> [Material for this task]
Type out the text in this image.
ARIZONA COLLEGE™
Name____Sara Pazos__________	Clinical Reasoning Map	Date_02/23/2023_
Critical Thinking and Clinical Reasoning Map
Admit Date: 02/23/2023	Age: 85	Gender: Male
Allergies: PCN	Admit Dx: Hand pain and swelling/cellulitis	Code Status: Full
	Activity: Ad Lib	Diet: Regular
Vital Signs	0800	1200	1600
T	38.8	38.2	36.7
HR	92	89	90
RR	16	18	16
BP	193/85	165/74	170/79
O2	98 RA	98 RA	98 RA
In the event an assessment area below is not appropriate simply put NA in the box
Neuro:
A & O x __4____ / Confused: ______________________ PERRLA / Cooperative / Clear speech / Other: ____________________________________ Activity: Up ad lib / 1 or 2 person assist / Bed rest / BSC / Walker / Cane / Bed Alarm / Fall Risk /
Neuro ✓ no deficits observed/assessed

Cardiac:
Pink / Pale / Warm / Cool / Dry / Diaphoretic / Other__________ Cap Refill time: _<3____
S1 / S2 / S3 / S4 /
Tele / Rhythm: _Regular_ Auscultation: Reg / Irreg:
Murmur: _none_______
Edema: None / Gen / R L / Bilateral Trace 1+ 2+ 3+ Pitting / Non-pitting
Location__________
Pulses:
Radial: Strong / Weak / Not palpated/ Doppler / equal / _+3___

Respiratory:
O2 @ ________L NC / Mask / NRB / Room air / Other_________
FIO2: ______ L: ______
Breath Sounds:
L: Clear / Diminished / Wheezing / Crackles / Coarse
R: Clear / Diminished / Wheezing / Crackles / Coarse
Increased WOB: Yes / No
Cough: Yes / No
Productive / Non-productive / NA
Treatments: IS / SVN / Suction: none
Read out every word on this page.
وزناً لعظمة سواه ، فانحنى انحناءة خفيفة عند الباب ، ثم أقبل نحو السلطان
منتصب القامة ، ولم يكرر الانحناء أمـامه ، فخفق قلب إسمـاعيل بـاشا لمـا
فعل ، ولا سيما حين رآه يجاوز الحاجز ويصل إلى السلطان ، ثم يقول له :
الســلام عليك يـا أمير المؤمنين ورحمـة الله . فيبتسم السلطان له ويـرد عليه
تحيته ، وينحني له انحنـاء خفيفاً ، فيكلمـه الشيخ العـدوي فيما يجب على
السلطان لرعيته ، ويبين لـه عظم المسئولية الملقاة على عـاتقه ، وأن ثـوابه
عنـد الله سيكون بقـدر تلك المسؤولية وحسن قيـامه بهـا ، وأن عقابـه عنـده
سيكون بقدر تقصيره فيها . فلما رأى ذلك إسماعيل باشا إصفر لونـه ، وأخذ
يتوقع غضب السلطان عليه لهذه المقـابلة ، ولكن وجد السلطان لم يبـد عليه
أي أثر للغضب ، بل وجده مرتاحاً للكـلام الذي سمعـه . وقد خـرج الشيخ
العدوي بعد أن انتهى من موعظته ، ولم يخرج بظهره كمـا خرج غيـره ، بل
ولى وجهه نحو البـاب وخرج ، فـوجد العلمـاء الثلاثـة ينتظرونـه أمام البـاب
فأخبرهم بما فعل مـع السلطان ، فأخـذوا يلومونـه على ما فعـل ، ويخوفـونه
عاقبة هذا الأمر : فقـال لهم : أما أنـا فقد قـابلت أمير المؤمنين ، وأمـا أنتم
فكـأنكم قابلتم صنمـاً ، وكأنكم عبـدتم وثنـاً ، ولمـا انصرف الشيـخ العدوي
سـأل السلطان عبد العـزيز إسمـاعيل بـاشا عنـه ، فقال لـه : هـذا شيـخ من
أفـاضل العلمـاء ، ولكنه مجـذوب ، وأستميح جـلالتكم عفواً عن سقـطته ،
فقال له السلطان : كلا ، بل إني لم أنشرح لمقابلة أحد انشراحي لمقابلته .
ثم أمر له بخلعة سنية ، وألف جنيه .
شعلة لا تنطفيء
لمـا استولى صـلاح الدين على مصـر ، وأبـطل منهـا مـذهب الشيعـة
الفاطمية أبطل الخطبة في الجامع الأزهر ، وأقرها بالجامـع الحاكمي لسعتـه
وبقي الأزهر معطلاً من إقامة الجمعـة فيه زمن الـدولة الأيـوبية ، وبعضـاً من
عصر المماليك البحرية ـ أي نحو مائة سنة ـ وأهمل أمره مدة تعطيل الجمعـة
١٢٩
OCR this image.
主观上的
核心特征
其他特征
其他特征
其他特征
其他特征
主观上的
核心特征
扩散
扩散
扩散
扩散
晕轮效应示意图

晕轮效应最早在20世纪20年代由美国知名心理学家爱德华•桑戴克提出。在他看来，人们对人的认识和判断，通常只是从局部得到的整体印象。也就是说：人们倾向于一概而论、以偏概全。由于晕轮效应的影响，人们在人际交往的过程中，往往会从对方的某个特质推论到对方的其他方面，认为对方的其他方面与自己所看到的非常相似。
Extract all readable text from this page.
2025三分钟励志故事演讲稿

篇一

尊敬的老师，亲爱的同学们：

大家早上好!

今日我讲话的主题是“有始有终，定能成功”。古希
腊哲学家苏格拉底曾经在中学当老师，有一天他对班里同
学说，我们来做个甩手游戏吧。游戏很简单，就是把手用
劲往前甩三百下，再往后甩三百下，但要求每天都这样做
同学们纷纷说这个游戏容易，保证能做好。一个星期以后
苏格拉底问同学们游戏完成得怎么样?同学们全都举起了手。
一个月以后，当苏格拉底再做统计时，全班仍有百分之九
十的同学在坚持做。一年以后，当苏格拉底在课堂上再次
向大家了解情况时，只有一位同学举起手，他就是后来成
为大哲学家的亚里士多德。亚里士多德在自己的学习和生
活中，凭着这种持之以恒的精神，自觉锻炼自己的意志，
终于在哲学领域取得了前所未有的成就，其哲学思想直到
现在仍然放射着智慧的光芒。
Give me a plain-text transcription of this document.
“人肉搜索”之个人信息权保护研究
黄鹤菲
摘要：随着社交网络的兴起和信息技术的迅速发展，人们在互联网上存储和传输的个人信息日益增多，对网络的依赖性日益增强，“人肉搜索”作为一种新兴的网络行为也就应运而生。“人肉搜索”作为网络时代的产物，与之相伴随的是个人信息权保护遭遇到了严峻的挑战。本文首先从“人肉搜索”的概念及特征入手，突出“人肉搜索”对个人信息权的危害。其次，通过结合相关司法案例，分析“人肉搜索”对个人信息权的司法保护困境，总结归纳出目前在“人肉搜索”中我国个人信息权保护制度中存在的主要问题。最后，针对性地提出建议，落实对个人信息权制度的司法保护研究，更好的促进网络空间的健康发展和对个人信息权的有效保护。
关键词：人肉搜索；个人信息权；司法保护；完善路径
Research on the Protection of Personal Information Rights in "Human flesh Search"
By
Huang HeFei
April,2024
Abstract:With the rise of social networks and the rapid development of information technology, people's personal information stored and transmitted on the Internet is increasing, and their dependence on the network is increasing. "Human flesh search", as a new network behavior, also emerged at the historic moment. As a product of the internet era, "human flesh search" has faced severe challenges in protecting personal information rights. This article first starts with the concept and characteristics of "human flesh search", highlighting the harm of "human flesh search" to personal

> [Requirement] Write the lines out verbatim, from the one with "Give me a plain-text" through the last line of the entries, and stop there.

> [Result of the task]
Give me a plain-text transcription of this document.
“人肉搜索”之个人信息权保护研究
黄鹤菲
摘要：随着社交网络的兴起和信息技术的迅速发展，人们在互联网上存储和传输的个人信息日益增多，对网络的依赖性日益增强，“人肉搜索”作为一种新兴的网络行为也就应运而生。“人肉搜索”作为网络时代的产物，与之相伴随的是个人信息权保护遭遇到了严峻的挑战。本文首先从“人肉搜索”的概念及特征入手，突出“人肉搜索”对个人信息权的危害。其次，通过结合相关司法案例，分析“人肉搜索”对个人信息权的司法保护困境，总结归纳出目前在“人肉搜索”中我国个人信息权保护制度中存在的主要问题。最后，针对性地提出建议，落实对个人信息权制度的司法保护研究，更好的促进网络空间的健康发展和对个人信息权的有效保护。
关键词：人肉搜索；个人信息权；司法保护；完善路径
Research on the Protection of Personal Information Rights in "Human flesh Search"
By
Huang HeFei
April,2024
Abstract:With the rise of social networks and the rapid development of information technology, people's personal information stored and transmitted on the Internet is increasing, and their dependence on the network is increasing. "Human flesh search", as a new network behavior, also emerged at the historic moment. As a product of the internet era, "human flesh search" has faced severe challenges in protecting personal information rights. This article first starts with the concept and characteristics of "human flesh search", highlighting the harm of "human flesh search" to personal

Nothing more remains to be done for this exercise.